[Items listed in a dataset]
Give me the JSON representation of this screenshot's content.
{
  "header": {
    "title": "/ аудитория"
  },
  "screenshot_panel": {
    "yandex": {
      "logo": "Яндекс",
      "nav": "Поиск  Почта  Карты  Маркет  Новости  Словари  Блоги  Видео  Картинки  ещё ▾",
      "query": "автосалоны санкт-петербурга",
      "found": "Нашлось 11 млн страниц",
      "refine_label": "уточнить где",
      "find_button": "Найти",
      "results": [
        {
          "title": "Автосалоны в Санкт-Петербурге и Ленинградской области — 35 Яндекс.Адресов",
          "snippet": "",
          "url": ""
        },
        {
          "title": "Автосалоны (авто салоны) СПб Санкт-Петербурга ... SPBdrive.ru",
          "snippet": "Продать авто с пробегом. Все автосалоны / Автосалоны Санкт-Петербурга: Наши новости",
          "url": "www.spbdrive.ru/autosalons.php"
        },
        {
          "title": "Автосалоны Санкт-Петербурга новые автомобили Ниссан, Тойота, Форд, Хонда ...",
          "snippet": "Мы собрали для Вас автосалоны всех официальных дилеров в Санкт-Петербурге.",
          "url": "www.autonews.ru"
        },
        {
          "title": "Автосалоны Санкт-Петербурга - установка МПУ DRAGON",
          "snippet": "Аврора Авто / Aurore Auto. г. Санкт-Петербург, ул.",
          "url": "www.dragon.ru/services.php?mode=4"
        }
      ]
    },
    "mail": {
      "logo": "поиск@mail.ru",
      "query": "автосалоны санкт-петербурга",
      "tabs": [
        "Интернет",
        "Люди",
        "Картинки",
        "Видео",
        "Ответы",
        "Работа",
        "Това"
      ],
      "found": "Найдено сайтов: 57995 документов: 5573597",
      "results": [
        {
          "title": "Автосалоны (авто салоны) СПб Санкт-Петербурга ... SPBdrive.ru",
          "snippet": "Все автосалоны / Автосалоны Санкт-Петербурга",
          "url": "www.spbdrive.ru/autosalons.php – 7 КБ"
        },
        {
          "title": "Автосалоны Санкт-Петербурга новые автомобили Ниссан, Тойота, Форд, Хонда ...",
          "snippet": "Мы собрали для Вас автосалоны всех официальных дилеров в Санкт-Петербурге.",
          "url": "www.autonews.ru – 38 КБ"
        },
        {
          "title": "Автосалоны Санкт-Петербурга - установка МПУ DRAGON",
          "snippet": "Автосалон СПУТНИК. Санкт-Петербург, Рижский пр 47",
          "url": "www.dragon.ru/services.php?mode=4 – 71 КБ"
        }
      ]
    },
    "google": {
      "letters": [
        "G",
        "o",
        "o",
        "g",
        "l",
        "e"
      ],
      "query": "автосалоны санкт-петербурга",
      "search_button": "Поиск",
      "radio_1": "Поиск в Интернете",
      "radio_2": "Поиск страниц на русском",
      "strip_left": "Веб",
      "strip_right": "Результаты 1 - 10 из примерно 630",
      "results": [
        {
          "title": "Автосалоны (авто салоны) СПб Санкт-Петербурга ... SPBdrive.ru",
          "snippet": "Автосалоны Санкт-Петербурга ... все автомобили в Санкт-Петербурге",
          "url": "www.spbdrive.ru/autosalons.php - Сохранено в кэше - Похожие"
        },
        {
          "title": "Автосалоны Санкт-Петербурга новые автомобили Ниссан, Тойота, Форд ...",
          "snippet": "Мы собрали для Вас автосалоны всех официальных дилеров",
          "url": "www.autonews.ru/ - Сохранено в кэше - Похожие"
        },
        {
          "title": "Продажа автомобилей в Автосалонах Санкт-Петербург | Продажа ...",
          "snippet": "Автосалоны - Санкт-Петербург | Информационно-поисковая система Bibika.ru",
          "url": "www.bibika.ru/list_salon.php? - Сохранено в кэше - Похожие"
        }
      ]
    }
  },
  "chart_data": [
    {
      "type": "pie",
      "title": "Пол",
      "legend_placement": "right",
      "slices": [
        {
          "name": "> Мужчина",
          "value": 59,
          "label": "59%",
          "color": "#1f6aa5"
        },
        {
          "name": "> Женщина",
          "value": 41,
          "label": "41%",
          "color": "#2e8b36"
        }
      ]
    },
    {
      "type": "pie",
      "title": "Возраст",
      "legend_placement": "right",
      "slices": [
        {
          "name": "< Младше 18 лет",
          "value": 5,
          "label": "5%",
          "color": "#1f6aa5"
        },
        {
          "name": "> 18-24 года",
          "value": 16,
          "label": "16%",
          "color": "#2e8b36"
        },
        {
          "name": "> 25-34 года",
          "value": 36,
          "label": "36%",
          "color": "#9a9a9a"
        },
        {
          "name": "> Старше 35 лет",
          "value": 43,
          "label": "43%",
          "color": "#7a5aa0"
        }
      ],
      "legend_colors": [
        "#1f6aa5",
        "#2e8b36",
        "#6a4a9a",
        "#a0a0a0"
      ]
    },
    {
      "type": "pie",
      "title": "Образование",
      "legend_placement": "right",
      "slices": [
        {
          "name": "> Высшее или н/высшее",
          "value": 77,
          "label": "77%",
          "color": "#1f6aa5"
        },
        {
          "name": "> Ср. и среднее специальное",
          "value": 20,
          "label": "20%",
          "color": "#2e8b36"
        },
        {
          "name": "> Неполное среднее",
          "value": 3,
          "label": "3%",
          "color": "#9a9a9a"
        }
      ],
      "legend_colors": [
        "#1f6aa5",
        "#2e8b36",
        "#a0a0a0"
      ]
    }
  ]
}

[What you need to do]:
Your task is to print the whole listing again exactly.

[Response to this exercise]:
Give me the JSON representation of this screenshot's content.
{
  "header": {
    "title": "/ аудитория"
  },
  "screenshot_panel": {
    "yandex": {
      "logo": "Яндекс",
      "nav": "Поиск  Почта  Карты  Маркет  Новости  Словари  Блоги  Видео  Картинки  ещё ▾",
      "query": "автосалоны санкт-петербурга",
      "found": "Нашлось 11 млн страниц",
      "refine_label": "уточнить где",
      "find_button": "Найти",
      "results": [
        {
          "title": "Автосалоны в Санкт-Петербурге и Ленинградской области — 35 Яндекс.Адресов",
          "snippet": "",
          "url": ""
        },
        {
          "title": "Автосалоны (авто салоны) СПб Санкт-Петербурга ... SPBdrive.ru",
          "snippet": "Продать авто с пробегом. Все автосалоны / Автосалоны Санкт-Петербурга: Наши новости",
          "url": "www.spbdrive.ru/autosalons.php"
        },
        {
          "title": "Автосалоны Санкт-Петербурга новые автомобили Ниссан, Тойота, Форд, Хонда ...",
          "snippet": "Мы собрали для Вас автосалоны всех официальных дилеров в Санкт-Петербурге.",
          "url": "www.autonews.ru"
        },
        {
          "title": "Автосалоны Санкт-Петербурга - установка МПУ DRAGON",
          "snippet": "Аврора Авто / Aurore Auto. г. Санкт-Петербург, ул.",
          "url": "www.dragon.ru/services.php?mode=4"
        }
      ]
    },
    "mail": {
      "logo": "поиск@mail.ru",
      "query": "автосалоны санкт-петербурга",
      "tabs": [
        "Интернет",
        "Люди",
        "Картинки",
        "Видео",
        "Ответы",
        "Работа",
        "Това"
      ],
      "found": "Найдено сайтов: 57995 документов: 5573597",
      "results": [
        {
          "title": "Автосалоны (авто салоны) СПб Санкт-Петербурга ... SPBdrive.ru",
          "snippet": "Все автосалоны / Автосалоны Санкт-Петербурга",
          "url": "www.spbdrive.ru/autosalons.php – 7 КБ"
        },
        {
          "title": "Автосалоны Санкт-Петербурга новые автомобили Ниссан, Тойота, Форд, Хонда ...",
          "snippet": "Мы собрали для Вас автосалоны всех официальных дилеров в Санкт-Петербурге.",
          "url": "www.autonews.ru – 38 КБ"
        },
        {
          "title": "Автосалоны Санкт-Петербурга - установка МПУ DRAGON",
          "snippet": "Автосалон СПУТНИК. Санкт-Петербург, Рижский пр 47",
          "url": "www.dragon.ru/services.php?mode=4 – 71 КБ"
        }
      ]
    },
    "google": {
      "letters": [
        "G",
        "o",
        "o",
        "g",
        "l",
        "e"
      ],
      "query": "автосалоны санкт-петербурга",
      "search_button": "Поиск",
      "radio_1": "Поиск в Интернете",
      "radio_2": "Поиск страниц на русском",
      "strip_left": "Веб",
      "strip_right": "Результаты 1 - 10 из примерно 630",
      "results": [
        {
          "title": "Автосалоны (авто салоны) СПб Санкт-Петербурга ... SPBdrive.ru",
          "snippet": "Автосалоны Санкт-Петербурга ... все автомобили в Санкт-Петербурге",
          "url": "www.spbdrive.ru/autosalons.php - Сохранено в кэше - Похожие"
        },
        {
          "title": "Автосалоны Санкт-Петербурга новые автомобили Ниссан, Тойота, Форд ...",
          "snippet": "Мы собрали для Вас автосалоны всех официальных дилеров",
          "url": "www.autonews.ru/ - Сохранено в кэше - Похожие"
        },
        {
          "title": "Продажа автомобилей в Автосалонах Санкт-Петербург | Продажа ...",
          "snippet": "Автосалоны - Санкт-Петербург | Информационно-поисковая система Bibika.ru",
          "url": "www.bibika.ru/list_salon.php? - Сохранено в кэше - Похожие"
        }
      ]
    }
  },
  "chart_data": [
    {
      "type": "pie",
      "title": "Пол",
      "legend_placement": "right",
      "slices": [
        {
          "name": "> Мужчина",
          "value": 59,
          "label": "59%",
          "color": "#1f6aa5"
        },
        {
          "name": "> Женщина",
          "value": 41,
          "label": "41%",
          "color": "#2e8b36"
        }
      ]
    },
    {
      "type": "pie",
      "title": "Возраст",
      "legend_placement": "right",
      "slices": [
        {
          "name": "< Младше 18 лет",
          "value": 5,
          "label": "5%",
          "color": "#1f6aa5"
        },
        {
          "name": "> 18-24 года",
          "value": 16,
          "label": "16%",
          "color": "#2e8b36"
        },
        {
          "name": "> 25-34 года",
          "value": 36,
          "label": "36%",
          "color": "#9a9a9a"
        },
        {
          "name": "> Старше 35 лет",
          "value": 43,
          "label": "43%",
          "color": "#7a5aa0"
        }
      ],
      "legend_colors": [
        "#1f6aa5",
        "#2e8b36",
        "#6a4a9a",
        "#a0a0a0"
      ]
    },
    {
      "type": "pie",
      "title": "Образование",
      "legend_placement": "right",
      "slices": [
        {
          "name": "> Высшее или н/высшее",
          "value": 77,
          "label": "77%",
          "color": "#1f6aa5"
        },
        {
          "name": "> Ср. и среднее специальное",
          "value": 20,
          "label": "20%",
          "color": "#2e8b36"
        },
        {
          "name": "> Неполное среднее",
          "value": 3,
          "label": "3%",
          "color": "#9a9a9a"
        }
      ],
      "legend_colors": [
        "#1f6aa5",
        "#2e8b36",
        "#a0a0a0"
      ]
    }
  ]
}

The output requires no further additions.